• _Record list_
◇ ◇ ◇ ◇ ◇

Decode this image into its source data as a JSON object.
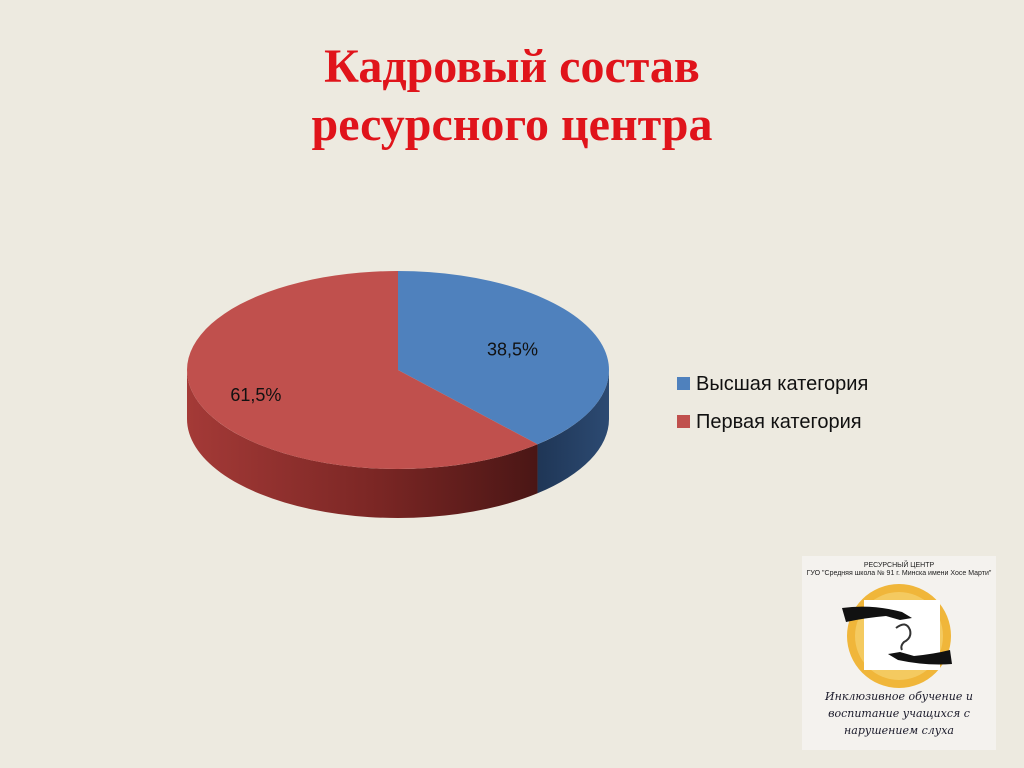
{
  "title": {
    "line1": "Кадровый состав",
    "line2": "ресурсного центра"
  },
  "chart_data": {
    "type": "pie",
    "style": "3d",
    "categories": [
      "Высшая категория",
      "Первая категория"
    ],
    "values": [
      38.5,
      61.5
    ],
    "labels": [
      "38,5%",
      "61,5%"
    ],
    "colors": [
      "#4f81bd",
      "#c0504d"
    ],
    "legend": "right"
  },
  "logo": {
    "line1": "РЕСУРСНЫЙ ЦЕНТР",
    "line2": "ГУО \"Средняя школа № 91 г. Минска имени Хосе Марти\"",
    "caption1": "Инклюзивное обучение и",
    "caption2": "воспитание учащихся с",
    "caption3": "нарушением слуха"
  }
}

◇ ◇ ◇ ◇ ◇

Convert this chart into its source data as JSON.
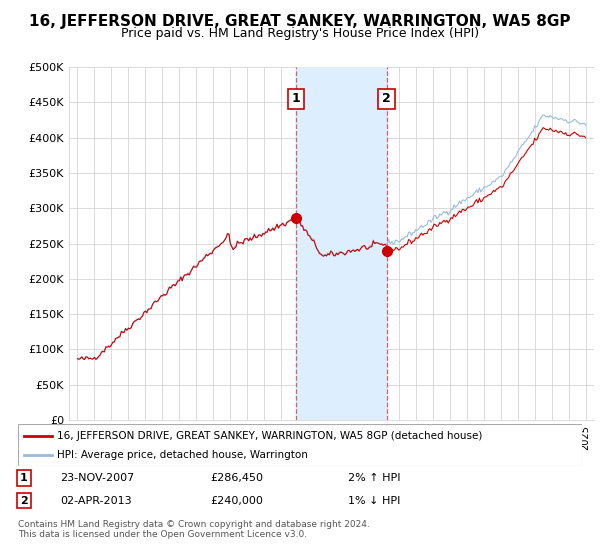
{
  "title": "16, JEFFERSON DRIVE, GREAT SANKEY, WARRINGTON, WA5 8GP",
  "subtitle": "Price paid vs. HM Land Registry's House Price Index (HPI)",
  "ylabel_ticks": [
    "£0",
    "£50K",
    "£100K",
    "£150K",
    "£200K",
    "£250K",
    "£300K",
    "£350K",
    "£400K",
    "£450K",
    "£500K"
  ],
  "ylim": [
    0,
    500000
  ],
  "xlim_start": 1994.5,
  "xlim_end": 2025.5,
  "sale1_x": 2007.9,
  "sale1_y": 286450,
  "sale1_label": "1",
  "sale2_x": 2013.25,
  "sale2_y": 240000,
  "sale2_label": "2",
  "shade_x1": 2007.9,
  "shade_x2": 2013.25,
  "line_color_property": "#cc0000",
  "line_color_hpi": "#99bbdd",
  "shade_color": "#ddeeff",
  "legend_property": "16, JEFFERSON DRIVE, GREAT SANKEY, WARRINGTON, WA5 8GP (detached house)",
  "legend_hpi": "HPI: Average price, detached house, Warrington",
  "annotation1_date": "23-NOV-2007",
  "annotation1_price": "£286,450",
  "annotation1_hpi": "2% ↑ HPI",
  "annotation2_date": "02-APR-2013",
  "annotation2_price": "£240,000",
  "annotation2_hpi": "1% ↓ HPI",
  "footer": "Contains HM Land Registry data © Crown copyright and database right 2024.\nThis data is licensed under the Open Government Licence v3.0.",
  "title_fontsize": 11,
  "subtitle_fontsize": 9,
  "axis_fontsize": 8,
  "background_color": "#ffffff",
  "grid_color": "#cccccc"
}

◇ ◇ ◇ ◇ ◇

• _What to do_
Every line of the listing that holds "JSON" should be found and copied.

• _Response_
Decode this image into its source data as a JSON object.
Convert this chart into its source data as JSON.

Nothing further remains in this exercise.